[Extracted records]

══════════

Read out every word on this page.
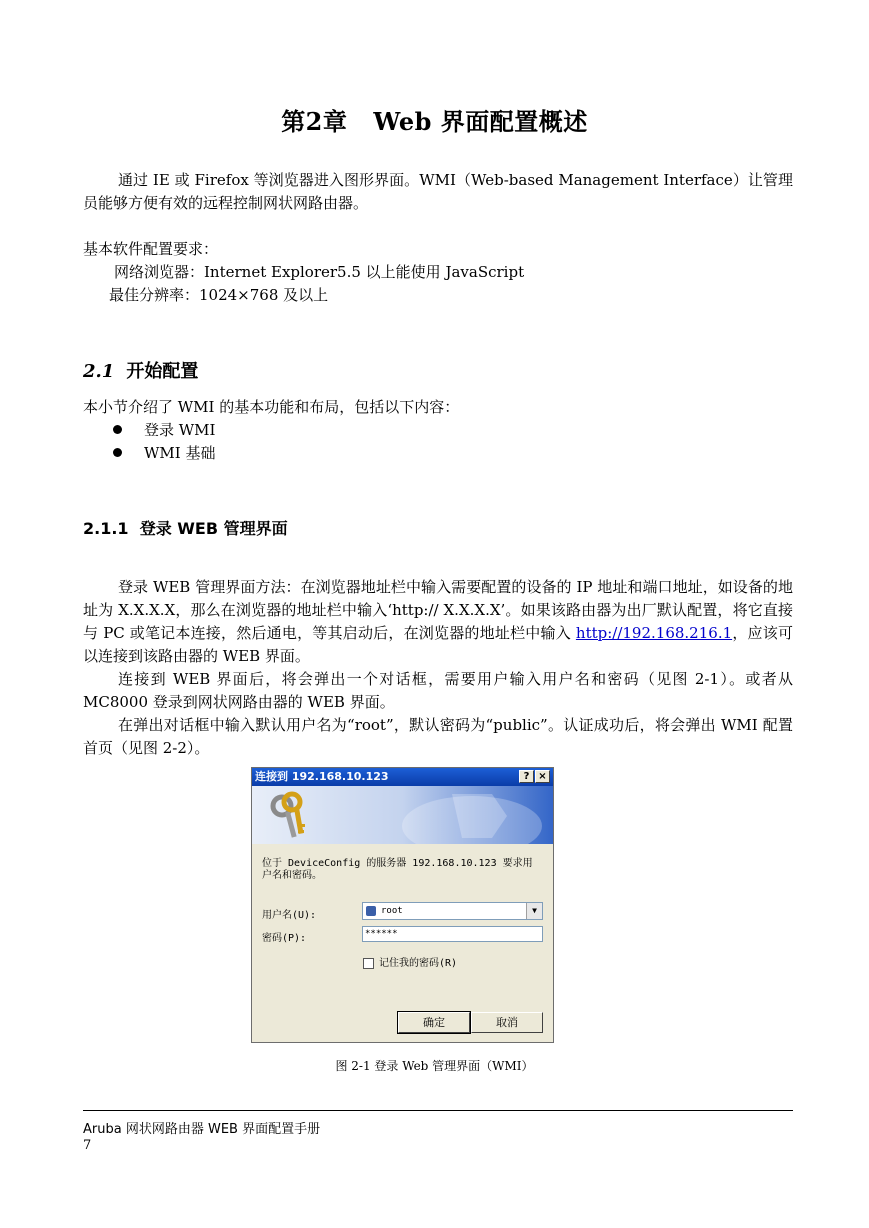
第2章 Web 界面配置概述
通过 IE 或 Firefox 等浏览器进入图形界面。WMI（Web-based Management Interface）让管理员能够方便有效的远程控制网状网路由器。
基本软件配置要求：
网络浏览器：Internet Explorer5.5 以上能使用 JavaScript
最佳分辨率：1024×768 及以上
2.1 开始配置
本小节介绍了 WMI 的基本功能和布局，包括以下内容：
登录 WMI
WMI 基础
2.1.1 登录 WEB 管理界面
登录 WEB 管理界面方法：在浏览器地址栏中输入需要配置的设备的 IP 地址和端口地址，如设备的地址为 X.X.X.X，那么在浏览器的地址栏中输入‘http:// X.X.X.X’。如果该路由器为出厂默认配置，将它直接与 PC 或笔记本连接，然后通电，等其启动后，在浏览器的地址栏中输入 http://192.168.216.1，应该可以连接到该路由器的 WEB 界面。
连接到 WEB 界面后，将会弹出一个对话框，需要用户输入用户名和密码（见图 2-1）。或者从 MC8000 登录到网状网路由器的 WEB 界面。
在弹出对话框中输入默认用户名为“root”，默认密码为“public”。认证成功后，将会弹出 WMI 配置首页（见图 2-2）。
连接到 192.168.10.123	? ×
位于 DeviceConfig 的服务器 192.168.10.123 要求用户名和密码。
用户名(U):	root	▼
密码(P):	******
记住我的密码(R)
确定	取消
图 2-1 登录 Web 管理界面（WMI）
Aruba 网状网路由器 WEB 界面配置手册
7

══════════

> **Description of the task**
Without the pictures, copy the material exactly as given.

> **Result of the exercise**
Read out every word on this page.
第2章 Web 界面配置概述
通过 IE 或 Firefox 等浏览器进入图形界面。WMI（Web-based Management Interface）让管理员能够方便有效的远程控制网状网路由器。
基本软件配置要求：
网络浏览器：Internet Explorer5.5 以上能使用 JavaScript
最佳分辨率：1024×768 及以上
2.1 开始配置
本小节介绍了 WMI 的基本功能和布局，包括以下内容：
登录 WMI
WMI 基础
2.1.1 登录 WEB 管理界面
登录 WEB 管理界面方法：在浏览器地址栏中输入需要配置的设备的 IP 地址和端口地址，如设备的地址为 X.X.X.X，那么在浏览器的地址栏中输入‘http:// X.X.X.X’。如果该路由器为出厂默认配置，将它直接与 PC 或笔记本连接，然后通电，等其启动后，在浏览器的地址栏中输入 http://192.168.216.1，应该可以连接到该路由器的 WEB 界面。
连接到 WEB 界面后，将会弹出一个对话框，需要用户输入用户名和密码（见图 2-1）。或者从 MC8000 登录到网状网路由器的 WEB 界面。
在弹出对话框中输入默认用户名为“root”，默认密码为“public”。认证成功后，将会弹出 WMI 配置首页（见图 2-2）。
连接到 192.168.10.123	? ×
位于 DeviceConfig 的服务器 192.168.10.123 要求用户名和密码。
用户名(U):	root	▼
密码(P):	******
记住我的密码(R)
确定	取消
图 2-1 登录 Web 管理界面（WMI）
Aruba 网状网路由器 WEB 界面配置手册
7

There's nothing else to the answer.